Where a line contains the string "JSON", copy that line.

Excerpted records:
▼

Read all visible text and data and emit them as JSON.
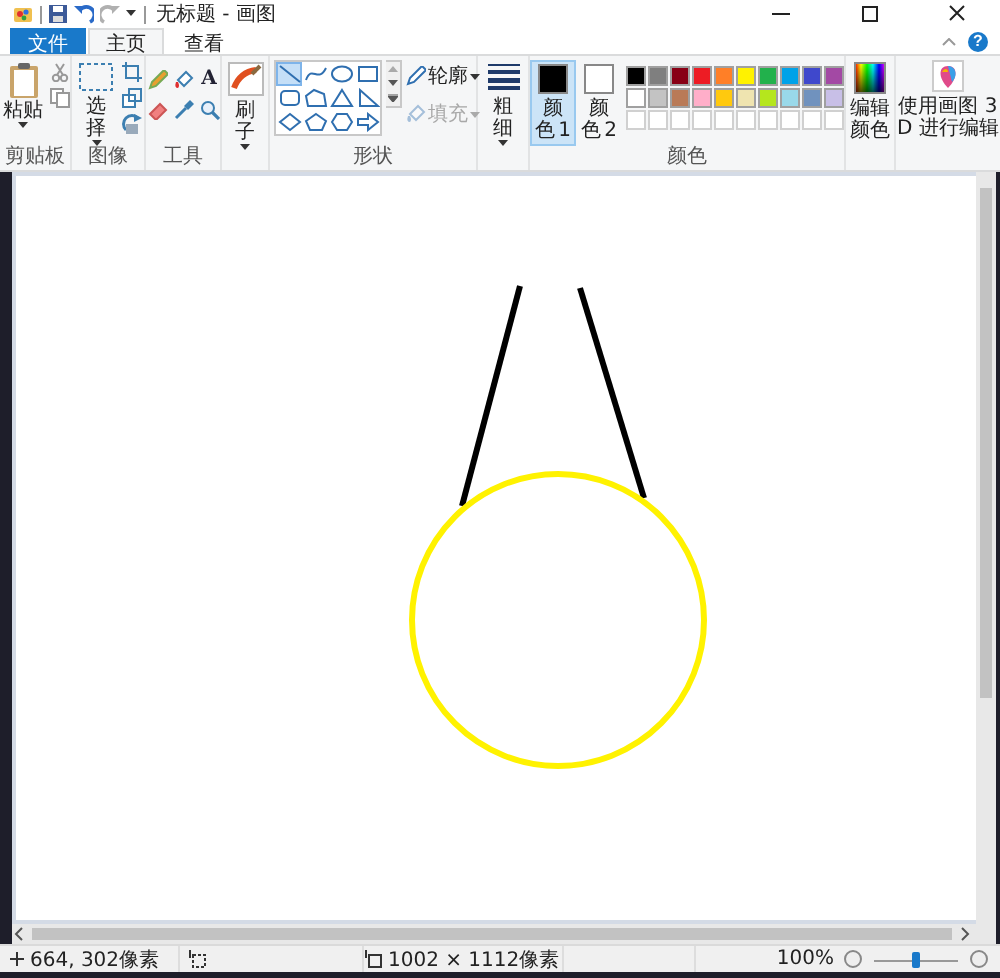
{
  "window": {
    "title": "无标题 - 画图"
  },
  "quick_access": [
    {
      "kind": "save",
      "disabled": false
    },
    {
      "kind": "undo",
      "disabled": false
    },
    {
      "kind": "redo",
      "disabled": true
    }
  ],
  "tabs": [
    {
      "label": "文件",
      "kind": "file",
      "selected": false
    },
    {
      "label": "主页",
      "kind": "tab",
      "selected": true
    },
    {
      "label": "查看",
      "kind": "tab",
      "selected": false
    }
  ],
  "help": "?",
  "ribbon": {
    "clipboard": {
      "label": "剪贴板",
      "paste": "粘贴"
    },
    "image": {
      "label": "图像",
      "select": "选择"
    },
    "tools": {
      "label": "工具",
      "text_tool": "A"
    },
    "brushes": "刷子",
    "shapes": {
      "label": "形状",
      "items": [
        {
          "kind": "line",
          "selected": true
        },
        {
          "kind": "curve",
          "selected": false
        },
        {
          "kind": "oval",
          "selected": false
        },
        {
          "kind": "rectangle",
          "selected": false
        },
        {
          "kind": "rounded",
          "selected": false
        },
        {
          "kind": "polygon",
          "selected": false
        },
        {
          "kind": "triangle",
          "selected": false
        },
        {
          "kind": "right-triangle",
          "selected": false
        },
        {
          "kind": "diamond",
          "selected": false
        },
        {
          "kind": "pentagon",
          "selected": false
        },
        {
          "kind": "hexagon",
          "selected": false
        },
        {
          "kind": "arrow",
          "selected": false
        }
      ],
      "outline": {
        "label": "轮廓",
        "disabled": false
      },
      "fill": {
        "label": "填充",
        "disabled": true
      }
    },
    "size": "粗细",
    "colors": {
      "label": "颜色",
      "current": [
        {
          "label": "颜色 1",
          "color": "#000000",
          "selected": true
        },
        {
          "label": "颜色 2",
          "color": "#ffffff",
          "selected": false
        }
      ],
      "palette": [
        {
          "color": "#000000"
        },
        {
          "color": "#7f7f7f"
        },
        {
          "color": "#880015"
        },
        {
          "color": "#ed1c24"
        },
        {
          "color": "#ff7f27"
        },
        {
          "color": "#fff200"
        },
        {
          "color": "#22b14c"
        },
        {
          "color": "#00a2e8"
        },
        {
          "color": "#3f48cc"
        },
        {
          "color": "#a349a4"
        },
        {
          "color": "#ffffff"
        },
        {
          "color": "#c3c3c3"
        },
        {
          "color": "#b97a57"
        },
        {
          "color": "#ffaec9"
        },
        {
          "color": "#ffc90e"
        },
        {
          "color": "#efe4b0"
        },
        {
          "color": "#b5e61d"
        },
        {
          "color": "#99d9ea"
        },
        {
          "color": "#7092be"
        },
        {
          "color": "#c8bfe7"
        }
      ],
      "edit_colors": "编辑颜色"
    },
    "paint3d": "使用画图 3D 进行编辑"
  },
  "status_bar": {
    "cursor_position": "664, 302像素",
    "image_size": "1002 × 1112像素",
    "zoom": "100%",
    "zoom_slider": {
      "level": 0.5
    }
  }
}
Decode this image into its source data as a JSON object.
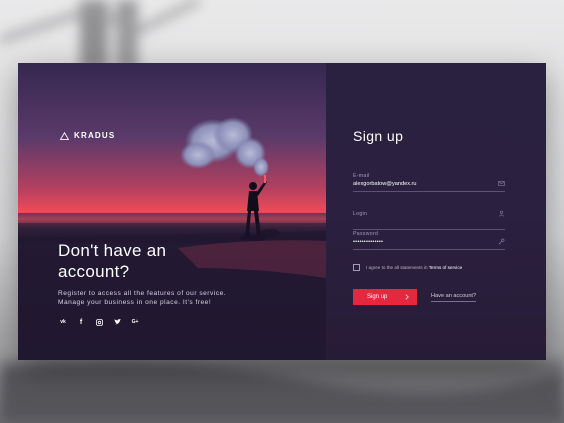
{
  "brand": {
    "name": "KRADUS"
  },
  "hero": {
    "headline_line1": "Don't have an",
    "headline_line2": "account?",
    "desc_line1": "Register to access all the features of our service.",
    "desc_line2": "Manage your business in one place. It's free!"
  },
  "social": {
    "vk": "vk",
    "facebook": "f",
    "instagram": "instagram-icon",
    "twitter": "twitter-icon",
    "google": "G+"
  },
  "form": {
    "title": "Sign up",
    "email_label": "E-mail",
    "email_value": "alexgorbatow@yandex.ru",
    "login_label": "Login",
    "login_value": "",
    "password_label": "Password",
    "password_value": "••••••••••••••",
    "terms_prefix": "I agree to the all statements in ",
    "terms_link": "Terms of service",
    "submit_label": "Sign up",
    "have_account": "Have an account?"
  },
  "colors": {
    "accent": "#e6283f",
    "panel": "#2a2040"
  }
}
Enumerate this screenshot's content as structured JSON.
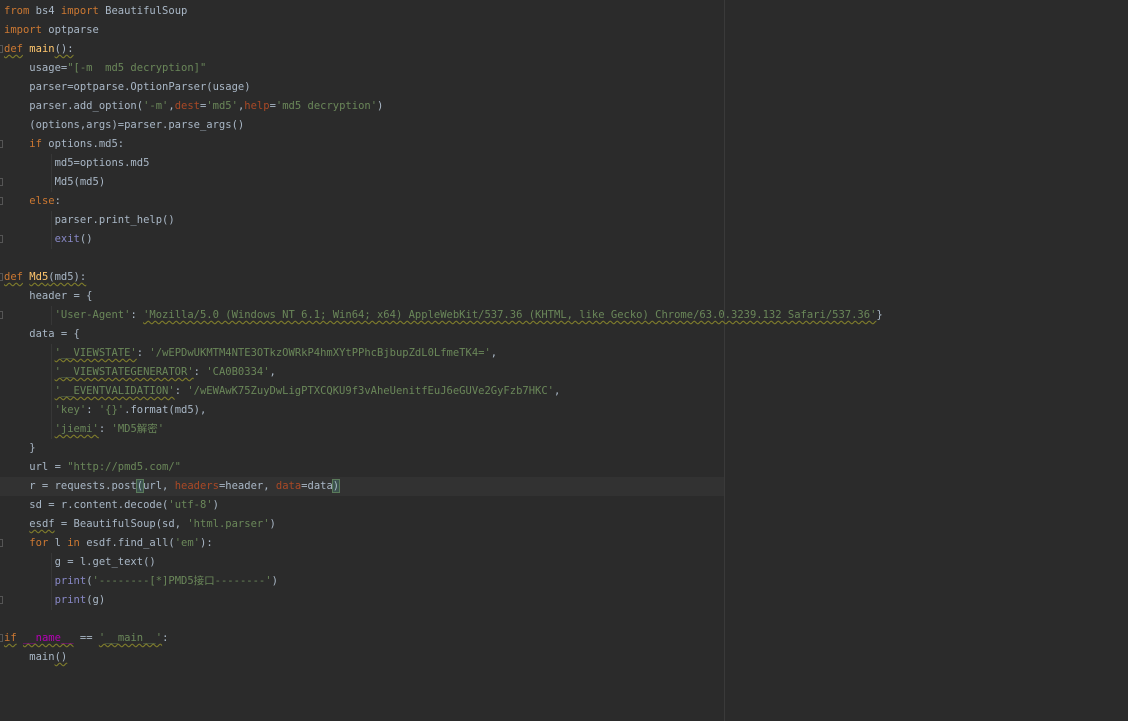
{
  "editor": {
    "lines": [
      [
        {
          "t": "from",
          "c": "kw"
        },
        {
          "t": " bs4 "
        },
        {
          "t": "import",
          "c": "kw"
        },
        {
          "t": " BeautifulSoup"
        }
      ],
      [
        {
          "t": "import",
          "c": "kw"
        },
        {
          "t": " optparse"
        }
      ],
      [
        {
          "t": "def",
          "c": "kw warn"
        },
        {
          "t": " "
        },
        {
          "t": "main",
          "c": "fn"
        },
        {
          "t": "():",
          "c": "warn"
        }
      ],
      [
        {
          "t": "    usage="
        },
        {
          "t": "\"[-m  md5 decryption]\"",
          "c": "str"
        }
      ],
      [
        {
          "t": "    parser=optparse.OptionParser(usage)"
        }
      ],
      [
        {
          "t": "    parser.add_option("
        },
        {
          "t": "'-m'",
          "c": "str"
        },
        {
          "t": ","
        },
        {
          "t": "dest",
          "c": "param"
        },
        {
          "t": "="
        },
        {
          "t": "'md5'",
          "c": "str"
        },
        {
          "t": ","
        },
        {
          "t": "help",
          "c": "param"
        },
        {
          "t": "="
        },
        {
          "t": "'md5 decryption'",
          "c": "str"
        },
        {
          "t": ")"
        }
      ],
      [
        {
          "t": "    (options,args)=parser.parse_args()"
        }
      ],
      [
        {
          "t": "    "
        },
        {
          "t": "if",
          "c": "kw"
        },
        {
          "t": " options.md5:"
        }
      ],
      [
        {
          "t": "        md5=options.md5"
        }
      ],
      [
        {
          "t": "        Md5(md5)"
        }
      ],
      [
        {
          "t": "    "
        },
        {
          "t": "else",
          "c": "kw"
        },
        {
          "t": ":"
        }
      ],
      [
        {
          "t": "        parser.print_help()"
        }
      ],
      [
        {
          "t": "        "
        },
        {
          "t": "exit",
          "c": "builtin"
        },
        {
          "t": "()"
        }
      ],
      [],
      [
        {
          "t": "def",
          "c": "kw warn"
        },
        {
          "t": " "
        },
        {
          "t": "Md5",
          "c": "fn warn"
        },
        {
          "t": "(md5):",
          "c": "warn"
        }
      ],
      [
        {
          "t": "    header = {"
        }
      ],
      [
        {
          "t": "        "
        },
        {
          "t": "'User-Agent'",
          "c": "str"
        },
        {
          "t": ": "
        },
        {
          "t": "'Mozilla/5.0 (Windows NT 6.1; Win64; x64) AppleWebKit/537.36 (KHTML, like Gecko) Chrome/63.0.3239.132 Safari/537.36'",
          "c": "str warn"
        },
        {
          "t": "}"
        }
      ],
      [
        {
          "t": "    data = {"
        }
      ],
      [
        {
          "t": "        "
        },
        {
          "t": "'__VIEWSTATE'",
          "c": "str warn"
        },
        {
          "t": ": "
        },
        {
          "t": "'/wEPDwUKMTM4NTE3OTkzOWRkP4hmXYtPPhcBjbupZdL0LfmeTK4='",
          "c": "str"
        },
        {
          "t": ","
        }
      ],
      [
        {
          "t": "        "
        },
        {
          "t": "'__VIEWSTATEGENERATOR'",
          "c": "str warn"
        },
        {
          "t": ": "
        },
        {
          "t": "'CA0B0334'",
          "c": "str"
        },
        {
          "t": ","
        }
      ],
      [
        {
          "t": "        "
        },
        {
          "t": "'__EVENTVALIDATION'",
          "c": "str warn"
        },
        {
          "t": ": "
        },
        {
          "t": "'/wEWAwK75ZuyDwLigPTXCQKU9f3vAheUenitfEuJ6eGUVe2GyFzb7HKC'",
          "c": "str"
        },
        {
          "t": ","
        }
      ],
      [
        {
          "t": "        "
        },
        {
          "t": "'key'",
          "c": "str"
        },
        {
          "t": ": "
        },
        {
          "t": "'{}'",
          "c": "str"
        },
        {
          "t": ".format(md5),"
        }
      ],
      [
        {
          "t": "        "
        },
        {
          "t": "'jiemi'",
          "c": "str warn"
        },
        {
          "t": ": "
        },
        {
          "t": "'MD5解密'",
          "c": "str"
        }
      ],
      [
        {
          "t": "    }"
        }
      ],
      [
        {
          "t": "    url = "
        },
        {
          "t": "\"http://pmd5.com/\"",
          "c": "str"
        }
      ],
      [
        {
          "t": "    r = requests.post"
        },
        {
          "t": "(",
          "c": "brace"
        },
        {
          "t": "url, "
        },
        {
          "t": "headers",
          "c": "param"
        },
        {
          "t": "=header, "
        },
        {
          "t": "data",
          "c": "param"
        },
        {
          "t": "=data"
        },
        {
          "t": ")",
          "c": "brace"
        }
      ],
      [
        {
          "t": "    sd = r.content.decode("
        },
        {
          "t": "'utf-8'",
          "c": "str"
        },
        {
          "t": ")"
        }
      ],
      [
        {
          "t": "    "
        },
        {
          "t": "esdf",
          "c": "warn"
        },
        {
          "t": " = BeautifulSoup(sd, "
        },
        {
          "t": "'html.parser'",
          "c": "str"
        },
        {
          "t": ")"
        }
      ],
      [
        {
          "t": "    "
        },
        {
          "t": "for",
          "c": "kw"
        },
        {
          "t": " l "
        },
        {
          "t": "in",
          "c": "kw"
        },
        {
          "t": " esdf.find_all("
        },
        {
          "t": "'em'",
          "c": "str"
        },
        {
          "t": "):"
        }
      ],
      [
        {
          "t": "        g = l.get_text()"
        }
      ],
      [
        {
          "t": "        "
        },
        {
          "t": "print",
          "c": "builtin"
        },
        {
          "t": "("
        },
        {
          "t": "'--------[*]PMD5接口--------'",
          "c": "str"
        },
        {
          "t": ")"
        }
      ],
      [
        {
          "t": "        "
        },
        {
          "t": "print",
          "c": "builtin"
        },
        {
          "t": "(g)"
        }
      ],
      [],
      [
        {
          "t": "if",
          "c": "kw warn"
        },
        {
          "t": " "
        },
        {
          "t": "__name__",
          "c": "magic warn"
        },
        {
          "t": " == "
        },
        {
          "t": "'__main__'",
          "c": "str warn"
        },
        {
          "t": ":"
        }
      ],
      [
        {
          "t": "    main"
        },
        {
          "t": "()",
          "c": "warn"
        }
      ]
    ],
    "fold_markers": [
      2,
      7,
      9,
      10,
      12,
      14,
      16,
      28,
      31,
      33
    ],
    "current_line": 25
  }
}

▲

Written solution:
Read all visible text and data and emit them as JSON.
Decode this image into its source data as a JSON object.
Enumerate this screenshot's content as structured JSON.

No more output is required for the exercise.